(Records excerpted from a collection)
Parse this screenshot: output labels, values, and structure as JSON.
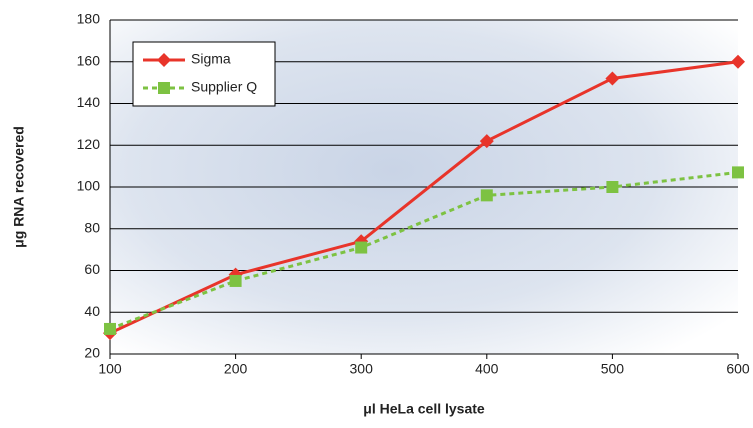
{
  "chart_data": {
    "type": "line",
    "x_label": "μl HeLa cell lysate",
    "y_label": "μg RNA recovered",
    "x": [
      100,
      200,
      300,
      400,
      500,
      600
    ],
    "series": [
      {
        "name": "Sigma",
        "color": "#e8342a",
        "marker": "diamond",
        "dash": false,
        "values": [
          30,
          58,
          74,
          122,
          152,
          160
        ]
      },
      {
        "name": "Supplier Q",
        "color": "#7dc242",
        "marker": "square",
        "dash": true,
        "values": [
          32,
          55,
          71,
          96,
          100,
          107
        ]
      }
    ],
    "xlim": [
      100,
      600
    ],
    "xticks": [
      100,
      200,
      300,
      400,
      500,
      600
    ],
    "ylim": [
      20,
      180
    ],
    "yticks": [
      20,
      40,
      60,
      80,
      100,
      120,
      140,
      160,
      180
    ],
    "grid": true,
    "legend": "upper-left"
  }
}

_The task_
Repeat all of the data above word for word, minus the pictures.

_Solved exercise_
Parse this screenshot: output labels, values, and structure as JSON.
{
  "chart_data": {
    "type": "line",
    "x_label": "μl HeLa cell lysate",
    "y_label": "μg RNA recovered",
    "x": [
      100,
      200,
      300,
      400,
      500,
      600
    ],
    "series": [
      {
        "name": "Sigma",
        "color": "#e8342a",
        "marker": "diamond",
        "dash": false,
        "values": [
          30,
          58,
          74,
          122,
          152,
          160
        ]
      },
      {
        "name": "Supplier Q",
        "color": "#7dc242",
        "marker": "square",
        "dash": true,
        "values": [
          32,
          55,
          71,
          96,
          100,
          107
        ]
      }
    ],
    "xlim": [
      100,
      600
    ],
    "xticks": [
      100,
      200,
      300,
      400,
      500,
      600
    ],
    "ylim": [
      20,
      180
    ],
    "yticks": [
      20,
      40,
      60,
      80,
      100,
      120,
      140,
      160,
      180
    ],
    "grid": true,
    "legend": "upper-left"
  }
}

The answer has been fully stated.